WORKING DATA.
--------------------
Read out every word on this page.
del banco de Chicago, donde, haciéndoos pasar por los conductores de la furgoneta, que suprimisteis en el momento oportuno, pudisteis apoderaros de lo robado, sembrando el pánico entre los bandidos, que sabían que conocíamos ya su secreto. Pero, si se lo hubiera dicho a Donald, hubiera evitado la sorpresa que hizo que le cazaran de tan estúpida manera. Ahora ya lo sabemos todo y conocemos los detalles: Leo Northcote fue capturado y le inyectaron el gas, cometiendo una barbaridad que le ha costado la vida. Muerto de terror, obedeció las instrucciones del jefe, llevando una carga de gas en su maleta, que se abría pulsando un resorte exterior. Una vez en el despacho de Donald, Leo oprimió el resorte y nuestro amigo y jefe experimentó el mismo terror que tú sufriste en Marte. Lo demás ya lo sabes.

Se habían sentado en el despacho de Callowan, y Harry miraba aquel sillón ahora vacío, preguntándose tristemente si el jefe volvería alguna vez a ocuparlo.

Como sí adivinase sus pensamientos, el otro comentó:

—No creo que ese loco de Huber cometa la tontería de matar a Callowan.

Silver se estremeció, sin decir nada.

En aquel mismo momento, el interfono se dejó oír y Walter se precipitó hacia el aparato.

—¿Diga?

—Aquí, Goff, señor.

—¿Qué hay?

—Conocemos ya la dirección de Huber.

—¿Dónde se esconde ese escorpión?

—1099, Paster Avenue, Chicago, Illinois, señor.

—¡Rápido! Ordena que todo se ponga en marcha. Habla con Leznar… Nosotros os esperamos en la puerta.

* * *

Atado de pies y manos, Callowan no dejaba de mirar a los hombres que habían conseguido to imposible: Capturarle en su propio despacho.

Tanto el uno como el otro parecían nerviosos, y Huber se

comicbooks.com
--------------------
INSTRUCTIONS TO FOLLOW. From the records above, extract every entry verbatim.

EXERCISE SOLUTION.
Read out every word on this page.
del banco de Chicago, donde, haciéndoos pasar por los conductores de la furgoneta, que suprimisteis en el momento oportuno, pudisteis apoderaros de lo robado, sembrando el pánico entre los bandidos, que sabían que conocíamos ya su secreto. Pero, si se lo hubiera dicho a Donald, hubiera evitado la sorpresa que hizo que le cazaran de tan estúpida manera. Ahora ya lo sabemos todo y conocemos los detalles: Leo Northcote fue capturado y le inyectaron el gas, cometiendo una barbaridad que le ha costado la vida. Muerto de terror, obedeció las instrucciones del jefe, llevando una carga de gas en su maleta, que se abría pulsando un resorte exterior. Una vez en el despacho de Donald, Leo oprimió el resorte y nuestro amigo y jefe experimentó el mismo terror que tú sufriste en Marte. Lo demás ya lo sabes.

Se habían sentado en el despacho de Callowan, y Harry miraba aquel sillón ahora vacío, preguntándose tristemente si el jefe volvería alguna vez a ocuparlo.

Como sí adivinase sus pensamientos, el otro comentó:

—No creo que ese loco de Huber cometa la tontería de matar a Callowan.

Silver se estremeció, sin decir nada.

En aquel mismo momento, el interfono se dejó oír y Walter se precipitó hacia el aparato.

—¿Diga?

—Aquí, Goff, señor.

—¿Qué hay?

—Conocemos ya la dirección de Huber.

—¿Dónde se esconde ese escorpión?

—1099, Paster Avenue, Chicago, Illinois, señor.

—¡Rápido! Ordena que todo se ponga en marcha. Habla con Leznar… Nosotros os esperamos en la puerta.

* * *

Atado de pies y manos, Callowan no dejaba de mirar a los hombres que habían conseguido to imposible: Capturarle en su propio despacho.

Tanto el uno como el otro parecían nerviosos, y Huber se

comicbooks.com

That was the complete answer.